== Excerpted text ==

CMAC
Header: #include <cryptopp/cmac.h> | Namespace: CryptoPP
Since: Crypto++ 5.6.0
Thread Safety: Not thread-safe per instance; use separate instances per thread
CMAC (Cipher-based Message Authentication Code) is a block cipher-based MAC defined in NIST SP 800-38B. It uses a symmetric block cipher (typically AES) to generate authentication tags, making it a good choice when you’re already using AES and want to avoid adding a hash function dependency.
Quick Example
#include <cryptopp/cmac.h>
#include <cryptopp/aes.h>
#include <cryptopp/filters.h>
#include <cryptopp/hex.h>
#include <cryptopp/osrng.h>
using namespace CryptoPP;
AutoSeededRandomPool rng;
// Generate 128-bit key (AES::DEFAULT_KEYLENGTH = 16 bytes)

===
== Supplied data ==

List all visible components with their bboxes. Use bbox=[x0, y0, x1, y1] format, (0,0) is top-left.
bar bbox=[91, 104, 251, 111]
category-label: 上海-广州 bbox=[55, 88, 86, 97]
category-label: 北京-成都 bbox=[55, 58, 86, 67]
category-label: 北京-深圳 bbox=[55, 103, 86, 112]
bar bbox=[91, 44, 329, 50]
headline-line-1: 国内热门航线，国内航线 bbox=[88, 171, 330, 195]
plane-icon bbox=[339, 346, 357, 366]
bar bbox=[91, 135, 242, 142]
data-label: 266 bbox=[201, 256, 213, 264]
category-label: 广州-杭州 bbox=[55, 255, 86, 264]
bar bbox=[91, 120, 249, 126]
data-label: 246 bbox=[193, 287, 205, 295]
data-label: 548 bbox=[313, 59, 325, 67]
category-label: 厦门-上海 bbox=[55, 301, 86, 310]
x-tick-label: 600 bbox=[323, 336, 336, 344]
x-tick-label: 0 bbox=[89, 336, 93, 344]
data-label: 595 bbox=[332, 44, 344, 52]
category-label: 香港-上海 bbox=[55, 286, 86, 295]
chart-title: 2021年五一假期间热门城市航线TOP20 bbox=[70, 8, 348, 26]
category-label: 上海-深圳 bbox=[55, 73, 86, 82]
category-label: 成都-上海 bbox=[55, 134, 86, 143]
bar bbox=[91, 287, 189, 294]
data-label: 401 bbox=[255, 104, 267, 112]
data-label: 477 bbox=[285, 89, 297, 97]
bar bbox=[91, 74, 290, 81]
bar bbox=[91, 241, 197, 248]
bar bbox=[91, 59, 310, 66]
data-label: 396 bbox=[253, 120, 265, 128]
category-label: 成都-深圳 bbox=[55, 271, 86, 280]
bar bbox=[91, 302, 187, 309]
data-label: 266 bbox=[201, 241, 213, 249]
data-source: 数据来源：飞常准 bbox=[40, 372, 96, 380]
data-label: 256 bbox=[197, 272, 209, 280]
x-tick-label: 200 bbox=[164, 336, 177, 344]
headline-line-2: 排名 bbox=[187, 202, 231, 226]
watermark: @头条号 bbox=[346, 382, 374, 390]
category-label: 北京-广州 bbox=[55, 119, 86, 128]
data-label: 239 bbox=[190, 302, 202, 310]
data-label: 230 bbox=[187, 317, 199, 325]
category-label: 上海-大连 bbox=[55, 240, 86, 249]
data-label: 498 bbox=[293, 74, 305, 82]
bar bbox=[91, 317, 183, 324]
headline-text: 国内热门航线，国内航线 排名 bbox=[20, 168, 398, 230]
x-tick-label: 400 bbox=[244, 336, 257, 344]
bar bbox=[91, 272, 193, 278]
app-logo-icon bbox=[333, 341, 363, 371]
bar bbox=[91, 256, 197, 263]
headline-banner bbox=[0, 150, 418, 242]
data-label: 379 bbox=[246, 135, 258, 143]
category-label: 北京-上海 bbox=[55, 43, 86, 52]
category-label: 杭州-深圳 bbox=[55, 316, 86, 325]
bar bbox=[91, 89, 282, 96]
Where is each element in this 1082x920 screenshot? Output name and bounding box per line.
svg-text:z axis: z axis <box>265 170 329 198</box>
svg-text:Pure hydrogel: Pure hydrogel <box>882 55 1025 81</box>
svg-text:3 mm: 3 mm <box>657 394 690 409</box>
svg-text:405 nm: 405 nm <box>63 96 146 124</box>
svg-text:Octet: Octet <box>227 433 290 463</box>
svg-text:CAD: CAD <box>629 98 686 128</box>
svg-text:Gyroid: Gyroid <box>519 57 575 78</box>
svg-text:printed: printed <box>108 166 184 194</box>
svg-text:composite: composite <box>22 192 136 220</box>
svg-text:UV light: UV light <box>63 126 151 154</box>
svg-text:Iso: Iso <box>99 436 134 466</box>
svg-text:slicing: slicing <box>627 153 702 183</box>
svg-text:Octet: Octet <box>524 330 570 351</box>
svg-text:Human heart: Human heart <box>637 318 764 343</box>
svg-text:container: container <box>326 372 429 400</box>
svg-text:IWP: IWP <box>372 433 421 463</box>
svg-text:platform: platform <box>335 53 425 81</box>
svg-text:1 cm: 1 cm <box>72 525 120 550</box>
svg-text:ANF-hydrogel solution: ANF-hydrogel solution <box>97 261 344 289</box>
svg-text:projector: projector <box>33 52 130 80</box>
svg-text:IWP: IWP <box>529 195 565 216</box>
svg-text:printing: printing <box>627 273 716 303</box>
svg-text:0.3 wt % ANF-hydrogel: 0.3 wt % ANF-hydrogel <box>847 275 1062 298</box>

===

● **Check your understanding**:
a - According to the CMAC page, why is CMAC a good choice for someone who already uses AES?
b - Reproduce the CMAC page from "Quick Example" to "(AES::DEFAULT_KEYLENGTH = 16 bytes)".
Rely only on the CMAC page for this work.

● **Numbered responses**:
a - CMAC generates authentication tags with a symmetric block cipher, typically AES. Someone already using AES can therefore authenticate messages without adding a hash function dependency.

b -
Quick Example
#include <cryptopp/cmac.h>
#include <cryptopp/aes.h>
#include <cryptopp/filters.h>
#include <cryptopp/hex.h>
#include <cryptopp/osrng.h>
using namespace CryptoPP;
AutoSeededRandomPool rng;
// Generate 128-bit key (AES::DEFAULT_KEYLENGTH = 16 bytes)